* _EXERCISE TASK_:
Below is a block of records. Copy every line in it that contains the word "text".

* _THE RECORDS_:
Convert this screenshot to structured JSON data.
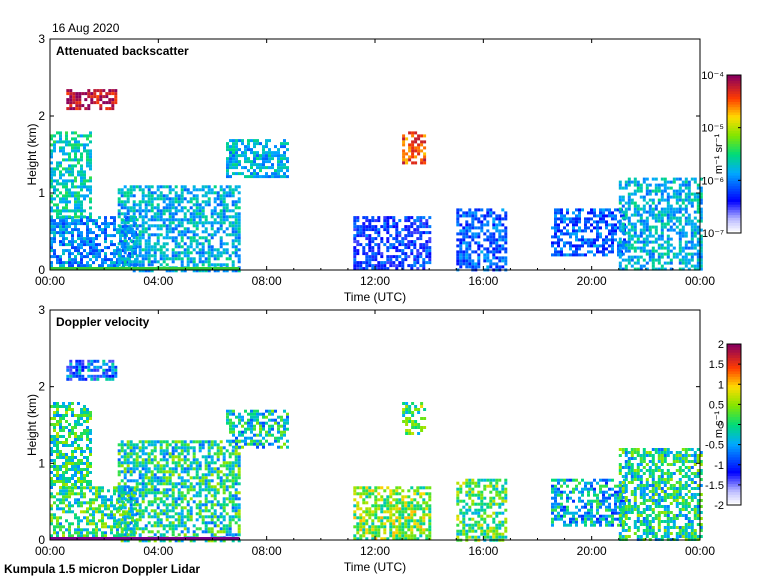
{
  "date_label": "16 Aug 2020",
  "footer": "Kumpula 1.5 micron Doppler Lidar",
  "chart_data": [
    {
      "type": "heatmap",
      "title": "Attenuated backscatter",
      "xlabel": "Time (UTC)",
      "ylabel": "Height (km)",
      "xticks": [
        "00:00",
        "04:00",
        "08:00",
        "12:00",
        "16:00",
        "20:00",
        "00:00"
      ],
      "yticks": [
        "0",
        "1",
        "2",
        "3"
      ],
      "ylim": [
        0,
        3
      ],
      "xlim_hours": [
        0,
        24
      ],
      "colorbar": {
        "scale": "log",
        "unit": "m⁻¹ sr⁻¹",
        "ticks": [
          "10⁻⁷",
          "10⁻⁶",
          "10⁻⁵",
          "10⁻⁴"
        ],
        "range": [
          1e-07,
          0.0001
        ]
      },
      "features": [
        {
          "t0": 0.0,
          "t1": 3.2,
          "h0": 0.0,
          "h1": 0.7,
          "level": 0.35
        },
        {
          "t0": 2.5,
          "t1": 7.0,
          "h0": 0.0,
          "h1": 1.1,
          "level": 0.4
        },
        {
          "t0": 0.0,
          "t1": 1.5,
          "h0": 0.7,
          "h1": 1.8,
          "level": 0.45
        },
        {
          "t0": 0.6,
          "t1": 2.4,
          "h0": 2.1,
          "h1": 2.35,
          "level": 0.95
        },
        {
          "t0": 6.5,
          "t1": 8.8,
          "h0": 1.2,
          "h1": 1.7,
          "level": 0.4
        },
        {
          "t0": 11.2,
          "t1": 14.0,
          "h0": 0.0,
          "h1": 0.7,
          "level": 0.25
        },
        {
          "t0": 13.0,
          "t1": 13.8,
          "h0": 1.4,
          "h1": 1.8,
          "level": 0.85
        },
        {
          "t0": 15.0,
          "t1": 16.8,
          "h0": 0.0,
          "h1": 0.8,
          "level": 0.3
        },
        {
          "t0": 18.5,
          "t1": 21.2,
          "h0": 0.2,
          "h1": 0.8,
          "level": 0.3
        },
        {
          "t0": 21.0,
          "t1": 24.0,
          "h0": 0.0,
          "h1": 1.2,
          "level": 0.4
        }
      ]
    },
    {
      "type": "heatmap",
      "title": "Doppler velocity",
      "xlabel": "Time (UTC)",
      "ylabel": "Height (km)",
      "xticks": [
        "00:00",
        "04:00",
        "08:00",
        "12:00",
        "16:00",
        "20:00",
        "00:00"
      ],
      "yticks": [
        "0",
        "1",
        "2",
        "3"
      ],
      "ylim": [
        0,
        3
      ],
      "xlim_hours": [
        0,
        24
      ],
      "colorbar": {
        "scale": "linear",
        "unit": "m s⁻¹",
        "ticks": [
          "-2",
          "-1.5",
          "-1",
          "-0.5",
          "0",
          "0.5",
          "1",
          "1.5",
          "2"
        ],
        "range": [
          -2,
          2
        ]
      },
      "features": [
        {
          "t0": 0.0,
          "t1": 3.2,
          "h0": 0.0,
          "h1": 0.7,
          "level": 0.5
        },
        {
          "t0": 2.5,
          "t1": 7.0,
          "h0": 0.0,
          "h1": 1.3,
          "level": 0.48
        },
        {
          "t0": 0.0,
          "t1": 1.5,
          "h0": 0.7,
          "h1": 1.8,
          "level": 0.5
        },
        {
          "t0": 0.6,
          "t1": 2.4,
          "h0": 2.1,
          "h1": 2.35,
          "level": 0.3
        },
        {
          "t0": 6.5,
          "t1": 8.8,
          "h0": 1.2,
          "h1": 1.7,
          "level": 0.45
        },
        {
          "t0": 11.2,
          "t1": 14.0,
          "h0": 0.0,
          "h1": 0.7,
          "level": 0.6
        },
        {
          "t0": 13.0,
          "t1": 13.8,
          "h0": 1.4,
          "h1": 1.8,
          "level": 0.55
        },
        {
          "t0": 15.0,
          "t1": 16.8,
          "h0": 0.0,
          "h1": 0.8,
          "level": 0.55
        },
        {
          "t0": 18.5,
          "t1": 21.2,
          "h0": 0.2,
          "h1": 0.8,
          "level": 0.4
        },
        {
          "t0": 21.0,
          "t1": 24.0,
          "h0": 0.0,
          "h1": 1.2,
          "level": 0.48
        }
      ]
    }
  ]
}
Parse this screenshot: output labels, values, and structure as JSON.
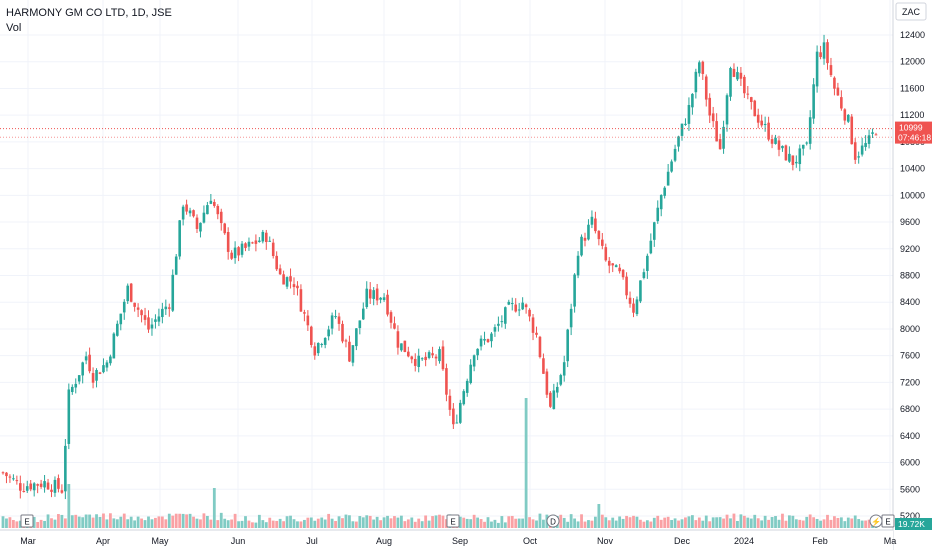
{
  "header": {
    "symbol": "HARMONY GM CO LTD, 1D, JSE",
    "volume_label": "Vol"
  },
  "price_axis": {
    "currency": "ZAC",
    "ticks": [
      "12400",
      "12000",
      "11600",
      "11200",
      "10800",
      "10400",
      "10000",
      "9600",
      "9200",
      "8800",
      "8400",
      "8000",
      "7600",
      "7200",
      "6800",
      "6400",
      "6000",
      "5600",
      "5200"
    ]
  },
  "time_axis": {
    "labels": [
      "Mar",
      "Apr",
      "May",
      "Jun",
      "Jul",
      "Aug",
      "Sep",
      "Oct",
      "Nov",
      "Dec",
      "2024",
      "Feb",
      "Ma"
    ]
  },
  "last_price": {
    "value": "10999",
    "countdown": "07:46:18"
  },
  "volume_readout": "19.72K",
  "markers": {
    "earnings": "E",
    "dividend": "D",
    "split": "⚡"
  },
  "colors": {
    "up": "#26a69a",
    "down": "#ef5350",
    "up_vol": "#80cbc4",
    "down_vol": "#faa1a4",
    "grid": "#f0f3fa",
    "last_line": "#ef5350"
  },
  "chart_data": {
    "type": "candlestick",
    "title": "HARMONY GM CO LTD, 1D, JSE",
    "ylim": [
      5150,
      12550
    ],
    "grid": true,
    "anchors": [
      [
        0,
        5850
      ],
      [
        5,
        5650
      ],
      [
        12,
        5700
      ],
      [
        17,
        5600
      ],
      [
        19,
        7000
      ],
      [
        24,
        7600
      ],
      [
        26,
        7300
      ],
      [
        30,
        7500
      ],
      [
        36,
        8600
      ],
      [
        42,
        8000
      ],
      [
        48,
        8400
      ],
      [
        52,
        9900
      ],
      [
        56,
        9500
      ],
      [
        60,
        10000
      ],
      [
        63,
        9500
      ],
      [
        66,
        9100
      ],
      [
        70,
        9200
      ],
      [
        76,
        9400
      ],
      [
        80,
        8800
      ],
      [
        84,
        8700
      ],
      [
        90,
        7700
      ],
      [
        96,
        8200
      ],
      [
        100,
        7600
      ],
      [
        105,
        8500
      ],
      [
        110,
        8500
      ],
      [
        114,
        7800
      ],
      [
        120,
        7500
      ],
      [
        126,
        7600
      ],
      [
        130,
        6500
      ],
      [
        136,
        7700
      ],
      [
        141,
        7900
      ],
      [
        146,
        8300
      ],
      [
        150,
        8400
      ],
      [
        154,
        7900
      ],
      [
        158,
        6800
      ],
      [
        162,
        7500
      ],
      [
        166,
        9200
      ],
      [
        170,
        9600
      ],
      [
        174,
        9000
      ],
      [
        178,
        8800
      ],
      [
        182,
        8300
      ],
      [
        186,
        9100
      ],
      [
        190,
        10000
      ],
      [
        194,
        10700
      ],
      [
        198,
        11300
      ],
      [
        201,
        12000
      ],
      [
        204,
        11200
      ],
      [
        207,
        10700
      ],
      [
        210,
        12000
      ],
      [
        215,
        11400
      ],
      [
        220,
        11000
      ],
      [
        224,
        10700
      ],
      [
        228,
        10500
      ],
      [
        232,
        10700
      ],
      [
        235,
        12100
      ],
      [
        237,
        12200
      ],
      [
        240,
        11600
      ],
      [
        244,
        11100
      ],
      [
        246,
        10600
      ],
      [
        250,
        10800
      ],
      [
        252,
        10999
      ]
    ],
    "volume_anchors": [
      [
        0,
        4
      ],
      [
        20,
        8
      ],
      [
        40,
        7
      ],
      [
        60,
        8
      ],
      [
        72,
        5
      ],
      [
        90,
        7
      ],
      [
        105,
        6
      ],
      [
        125,
        6
      ],
      [
        140,
        5
      ],
      [
        150,
        5
      ],
      [
        151,
        17
      ],
      [
        152,
        7
      ],
      [
        165,
        6
      ],
      [
        185,
        6
      ],
      [
        200,
        6
      ],
      [
        215,
        7
      ],
      [
        230,
        6
      ],
      [
        252,
        6
      ]
    ]
  }
}
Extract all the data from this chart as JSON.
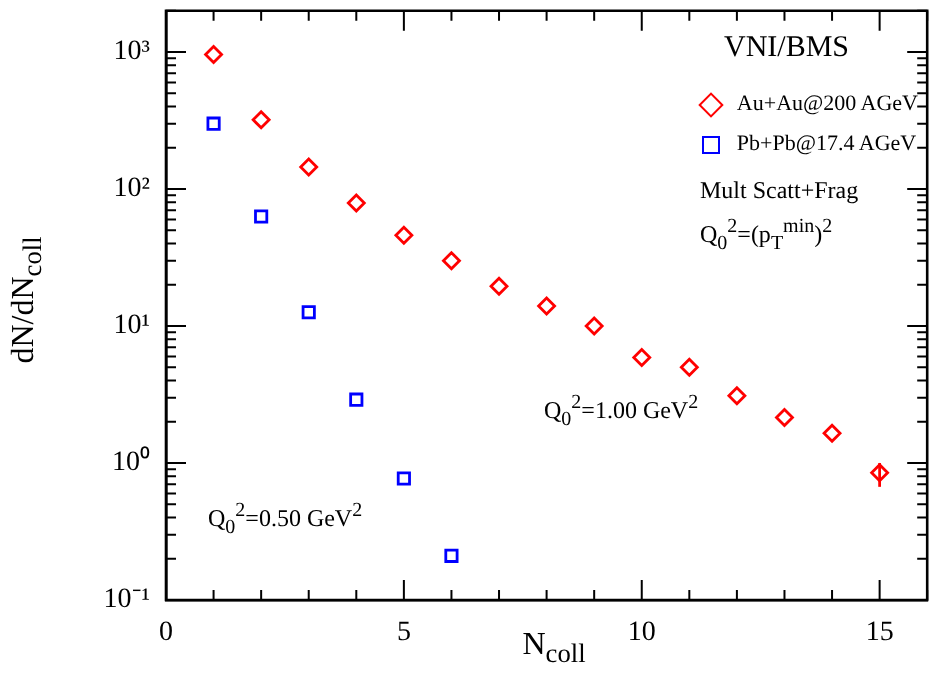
{
  "chart_data": {
    "type": "scatter",
    "xlabel": "N$_{coll}$",
    "ylabel": "dN/dN$_{coll}$",
    "annotations": [
      "VNI/BMS",
      "Mult Scatt+Frag",
      "Q$_{0}$$^{2}$=(p$_{T}$$^{min}$)$^{2}$",
      "Q$_{0}$$^{2}$=1.00 GeV$^{2}$",
      "Q$_{0}$$^{2}$=0.50 GeV$^{2}$"
    ],
    "series": [
      {
        "name": "Au+Au@200 AGeV",
        "color": "#ff0000",
        "marker": "diamond",
        "x": [
          1,
          2,
          3,
          4,
          5,
          6,
          7,
          8,
          9,
          10,
          11,
          12,
          13,
          14,
          15
        ],
        "values": [
          960,
          320,
          145,
          79,
          46,
          30,
          19.5,
          14,
          10,
          5.9,
          5.0,
          3.1,
          2.15,
          1.65,
          0.85
        ],
        "errors": [
          null,
          null,
          null,
          null,
          null,
          null,
          null,
          null,
          null,
          null,
          null,
          null,
          null,
          null,
          [
            0.67,
            1.0
          ]
        ]
      },
      {
        "name": "Pb+Pb@17.4 AGeV",
        "color": "#0000ff",
        "marker": "square",
        "x": [
          1,
          2,
          3,
          4,
          5,
          6
        ],
        "values": [
          300,
          63,
          12.6,
          2.9,
          0.77,
          0.21
        ]
      }
    ],
    "log": "y",
    "xlim": [
      0,
      16
    ],
    "ylim": [
      0.1,
      2000
    ],
    "xticks": [
      0,
      5,
      10,
      15
    ],
    "yticks": [
      {
        "value": 0.1,
        "label": "10⁻¹"
      },
      {
        "value": 1,
        "label": "10⁰"
      },
      {
        "value": 10,
        "label": "10¹"
      },
      {
        "value": 100,
        "label": "10²"
      },
      {
        "value": 1000,
        "label": "10³"
      }
    ],
    "legend": "top right"
  }
}
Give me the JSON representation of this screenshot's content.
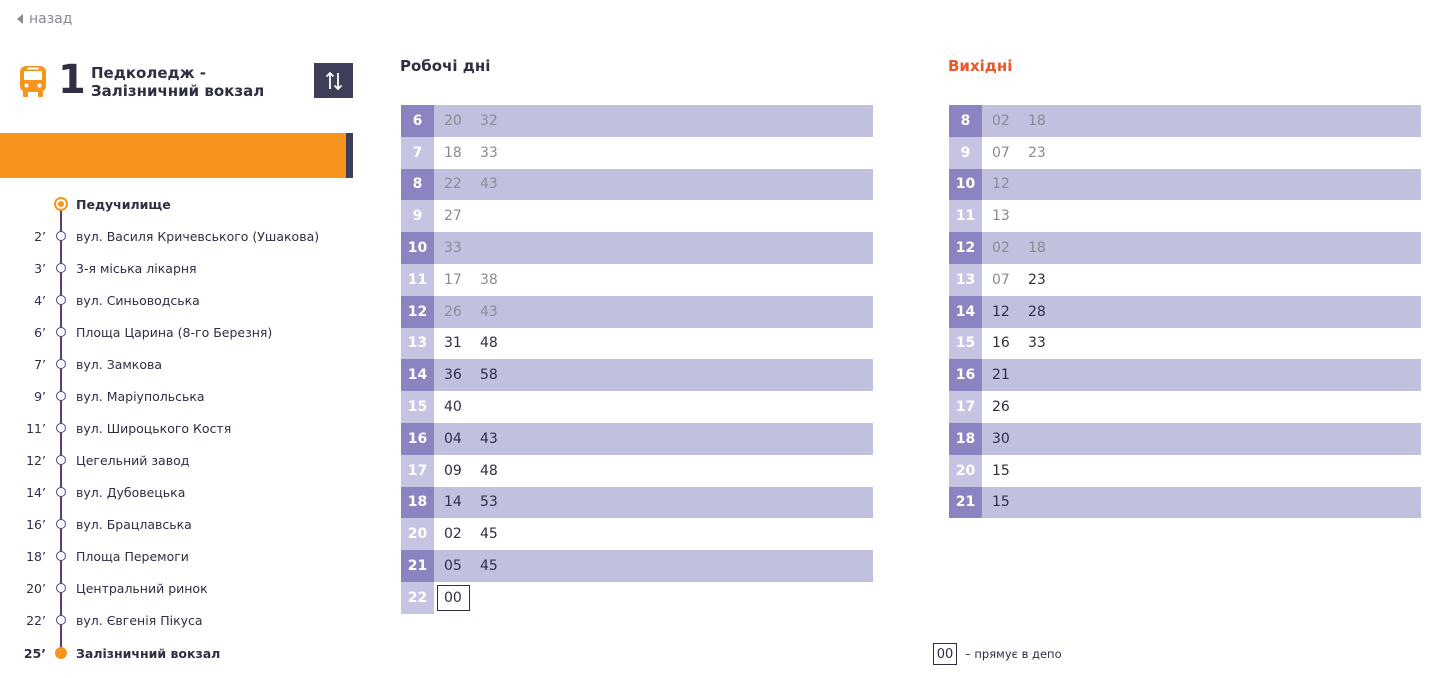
{
  "nav": {
    "back_label": "назад"
  },
  "route": {
    "number": "1",
    "name_line1": "Педколедж -",
    "name_line2": "Залізничний вокзал",
    "swap_icon": "swap-vertical-icon",
    "brand_color": "#f7941d"
  },
  "stops": [
    {
      "time": "",
      "name": "Педучилище"
    },
    {
      "time": "2’",
      "name": "вул. Василя Кричевського (Ушакова)"
    },
    {
      "time": "3’",
      "name": "3-я міська лікарня"
    },
    {
      "time": "4’",
      "name": "вул. Синьоводська"
    },
    {
      "time": "6’",
      "name": "Площа Царина (8-го Березня)"
    },
    {
      "time": "7’",
      "name": "вул. Замкова"
    },
    {
      "time": "9’",
      "name": "вул. Маріупольська"
    },
    {
      "time": "11’",
      "name": "вул. Широцького Костя"
    },
    {
      "time": "12’",
      "name": "Цегельний завод"
    },
    {
      "time": "14’",
      "name": "вул. Дубовецька"
    },
    {
      "time": "16’",
      "name": "вул. Брацлавська"
    },
    {
      "time": "18’",
      "name": "Площа Перемоги"
    },
    {
      "time": "20’",
      "name": "Центральний ринок"
    },
    {
      "time": "22’",
      "name": "вул. Євгенія Пікуса"
    },
    {
      "time": "25’",
      "name": "Залізничний вокзал"
    }
  ],
  "weekdays": {
    "title": "Робочі дні",
    "title_color": "#2e2e44",
    "rows": [
      {
        "hour": "6",
        "minutes": [
          "20",
          "32"
        ],
        "past": true
      },
      {
        "hour": "7",
        "minutes": [
          "18",
          "33"
        ],
        "past": true
      },
      {
        "hour": "8",
        "minutes": [
          "22",
          "43"
        ],
        "past": true
      },
      {
        "hour": "9",
        "minutes": [
          "27"
        ],
        "past": true
      },
      {
        "hour": "10",
        "minutes": [
          "33"
        ],
        "past": true
      },
      {
        "hour": "11",
        "minutes": [
          "17",
          "38"
        ],
        "past": true
      },
      {
        "hour": "12",
        "minutes": [
          "26",
          "43"
        ],
        "past": true
      },
      {
        "hour": "13",
        "minutes": [
          "31",
          "48"
        ],
        "past": false
      },
      {
        "hour": "14",
        "minutes": [
          "36",
          "58"
        ],
        "past": false
      },
      {
        "hour": "15",
        "minutes": [
          "40"
        ],
        "past": false
      },
      {
        "hour": "16",
        "minutes": [
          "04",
          "43"
        ],
        "past": false
      },
      {
        "hour": "17",
        "minutes": [
          "09",
          "48"
        ],
        "past": false
      },
      {
        "hour": "18",
        "minutes": [
          "14",
          "53"
        ],
        "past": false
      },
      {
        "hour": "20",
        "minutes": [
          "02",
          "45"
        ],
        "past": false
      },
      {
        "hour": "21",
        "minutes": [
          "05",
          "45"
        ],
        "past": false
      },
      {
        "hour": "22",
        "minutes": [
          "00"
        ],
        "past": false,
        "depot": true
      }
    ]
  },
  "weekends": {
    "title": "Вихідні",
    "title_color": "#e8582a",
    "rows": [
      {
        "hour": "8",
        "minutes": [
          "02",
          "18"
        ],
        "past": true
      },
      {
        "hour": "9",
        "minutes": [
          "07",
          "23"
        ],
        "past": true
      },
      {
        "hour": "10",
        "minutes": [
          "12"
        ],
        "past": true
      },
      {
        "hour": "11",
        "minutes": [
          "13"
        ],
        "past": true
      },
      {
        "hour": "12",
        "minutes": [
          "02",
          "18"
        ],
        "past": true
      },
      {
        "hour": "13",
        "minutes": [
          "07",
          "23"
        ],
        "past_first_only": true
      },
      {
        "hour": "14",
        "minutes": [
          "12",
          "28"
        ],
        "past": false
      },
      {
        "hour": "15",
        "minutes": [
          "16",
          "33"
        ],
        "past": false
      },
      {
        "hour": "16",
        "minutes": [
          "21"
        ],
        "past": false
      },
      {
        "hour": "17",
        "minutes": [
          "26"
        ],
        "past": false
      },
      {
        "hour": "18",
        "minutes": [
          "30"
        ],
        "past": false
      },
      {
        "hour": "20",
        "minutes": [
          "15"
        ],
        "past": false
      },
      {
        "hour": "21",
        "minutes": [
          "15"
        ],
        "past": false
      }
    ]
  },
  "legend": {
    "sample": "00",
    "text": "– прямує в депо"
  }
}
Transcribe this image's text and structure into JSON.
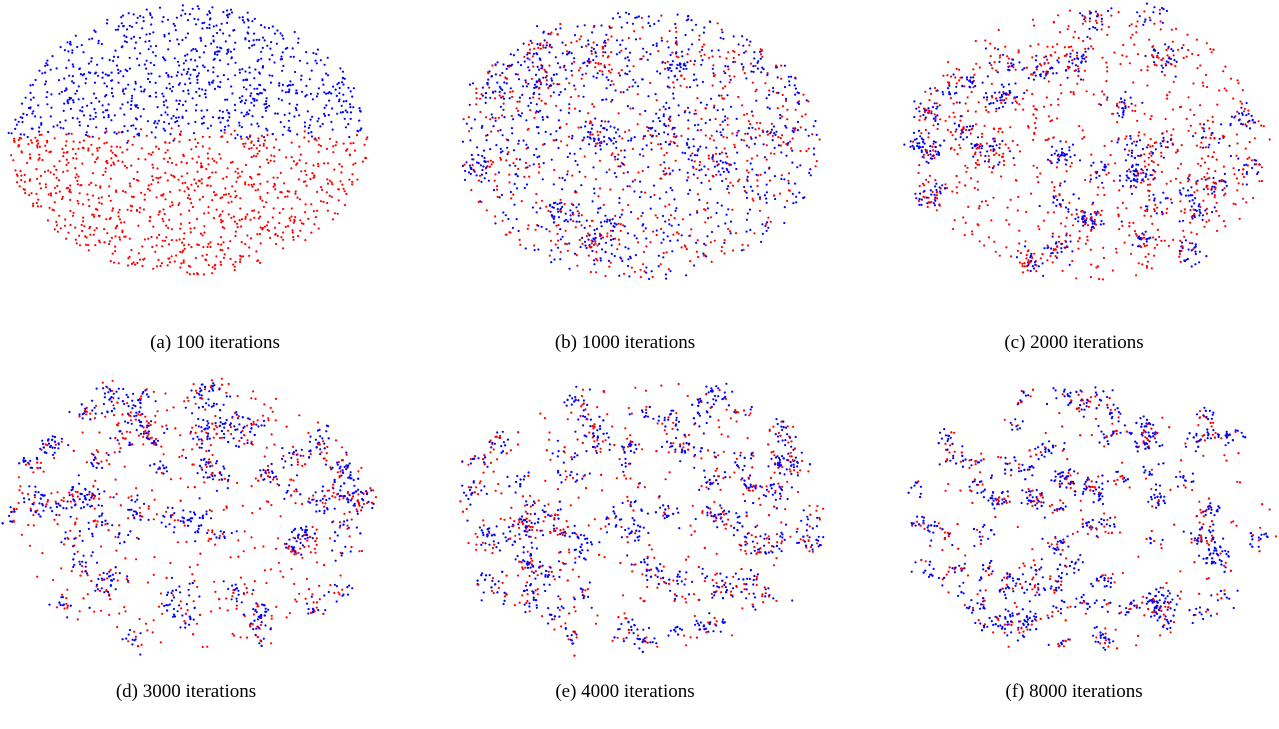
{
  "figure": {
    "colors": [
      "#0000ff",
      "#ff0000"
    ],
    "panels": [
      {
        "caption": "(a) 100 iterations"
      },
      {
        "caption": "(b) 1000 iterations"
      },
      {
        "caption": "(c) 2000 iterations"
      },
      {
        "caption": "(d) 3000 iterations"
      },
      {
        "caption": "(e) 4000 iterations"
      },
      {
        "caption": "(f) 8000 iterations"
      }
    ]
  }
}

* _WRITTEN REPLY_:
    "text": "– прямує в депо"
Transcribe this image's text and structure into JSON.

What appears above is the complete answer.